#### READING PASSAGE
------------

# thai Criminal Record check



## aridion

Hi All.
I am applying to Universuty in England this year. They required a CRB from Thailand as I worked in Thailand for 5 years previously between 2004 - 2009. I went to the a thai police station 2 months ago and handed in all the required docs. e.g. proof of address, passport with stamps etc. I brought my Thai gf with me as the thai police didn't seem to have a clue what I wanted. 
Anyway I just received my CRB from thailand in the post. It is all in Thai. I don't even know if it is a proper CRB. I am now in the U.K. It is a white A4 size paper with a Garuda on the top soem thai writing and my name on it. Is this the correct CRB? I hope my thai gf hasn't just gone and messed this up as we are split up by now. Anyone with any experience of the CRB and what should it look like? I wwas told that a crb from Thailand should have a picture of me on it.

Thanks.


----------



## jjk

aridion said:


> Hi All.
> I am applying to Universuty in England this year. They required a CRB from Thailand as I worked in Thailand for 5 years previously between 2004 - 2009. I went to the a thai police station 2 months ago and handed in all the required docs. e.g. proof of address, passport with stamps etc. I brought my Thai gf with me as the thai police didn't seem to have a clue what I wanted.

------------

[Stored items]

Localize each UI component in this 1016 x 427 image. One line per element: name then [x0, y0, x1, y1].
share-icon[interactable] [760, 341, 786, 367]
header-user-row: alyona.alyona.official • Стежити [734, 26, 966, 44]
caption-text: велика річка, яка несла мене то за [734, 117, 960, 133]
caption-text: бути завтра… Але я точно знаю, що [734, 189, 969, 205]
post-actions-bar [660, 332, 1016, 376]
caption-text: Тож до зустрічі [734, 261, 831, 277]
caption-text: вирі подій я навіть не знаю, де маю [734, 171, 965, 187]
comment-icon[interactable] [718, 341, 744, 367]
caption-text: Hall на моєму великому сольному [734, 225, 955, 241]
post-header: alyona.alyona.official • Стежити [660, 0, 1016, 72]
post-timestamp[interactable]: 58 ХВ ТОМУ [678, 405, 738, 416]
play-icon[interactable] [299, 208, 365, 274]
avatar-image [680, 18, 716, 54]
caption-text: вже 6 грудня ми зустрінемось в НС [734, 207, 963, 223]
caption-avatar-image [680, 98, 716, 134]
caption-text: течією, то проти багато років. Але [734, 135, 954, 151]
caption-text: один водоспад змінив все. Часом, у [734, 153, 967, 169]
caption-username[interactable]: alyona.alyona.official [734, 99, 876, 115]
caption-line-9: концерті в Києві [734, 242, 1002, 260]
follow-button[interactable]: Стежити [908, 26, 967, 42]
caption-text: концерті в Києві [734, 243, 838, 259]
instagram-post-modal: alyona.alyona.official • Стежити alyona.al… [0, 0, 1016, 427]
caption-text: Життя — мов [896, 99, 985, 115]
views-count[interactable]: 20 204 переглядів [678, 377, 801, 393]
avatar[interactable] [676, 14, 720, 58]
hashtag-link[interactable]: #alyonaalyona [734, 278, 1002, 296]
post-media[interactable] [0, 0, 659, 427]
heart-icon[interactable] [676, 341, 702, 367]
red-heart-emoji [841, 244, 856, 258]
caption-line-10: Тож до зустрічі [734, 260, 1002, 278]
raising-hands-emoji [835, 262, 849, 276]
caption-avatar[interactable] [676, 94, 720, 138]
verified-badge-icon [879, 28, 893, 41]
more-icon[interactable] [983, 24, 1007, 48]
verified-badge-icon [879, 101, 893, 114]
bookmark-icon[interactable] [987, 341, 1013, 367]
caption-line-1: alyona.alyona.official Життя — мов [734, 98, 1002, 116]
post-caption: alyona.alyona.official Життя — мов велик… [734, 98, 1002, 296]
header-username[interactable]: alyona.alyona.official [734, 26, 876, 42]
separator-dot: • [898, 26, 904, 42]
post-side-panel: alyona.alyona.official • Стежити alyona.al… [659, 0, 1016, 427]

------------

#### TO DO
a. Copy out the listing from its first line through the line containing "caption-text: велика річка, яка", both ends included, reproducing each line exactly.
b. Continue the forum thread about the Thai criminal record check from the point where it stops.

#### RESULTS FOR EACH TASK
a.
Localize each UI component in this 1016 x 427 image. One line per element: name then [x0, y0, x1, y1].
share-icon[interactable] [760, 341, 786, 367]
header-user-row: alyona.alyona.official • Стежити [734, 26, 966, 44]
caption-text: велика річка, яка несла мене то за [734, 117, 960, 133]

b.
> Anyway I just received my CRB from thailand in the post. It is all in Thai. I don't even know if it is a proper CRB. I am now in the U.K. It is a white A4 size paper with a Garuda on the top soem thai writing and my name on it. Is this the correct CRB? I hope my thai gf hasn't just gone and messed this up as we are split up by now. Anyone with any experience of the CRB and what should it look like? I wwas told that a crb from Thailand should have a picture of me on it.
> 
> Thanks.


You could also scan the document and email it to a Thai embassy explaning the situation. Or, if there is a Thai restaurant in your neighbourhood go there for diner and ask them......Just a suggestion.

regards,

Jan


----------



## Nelsonn

Thats the normal procedure that checking criminal records everytime.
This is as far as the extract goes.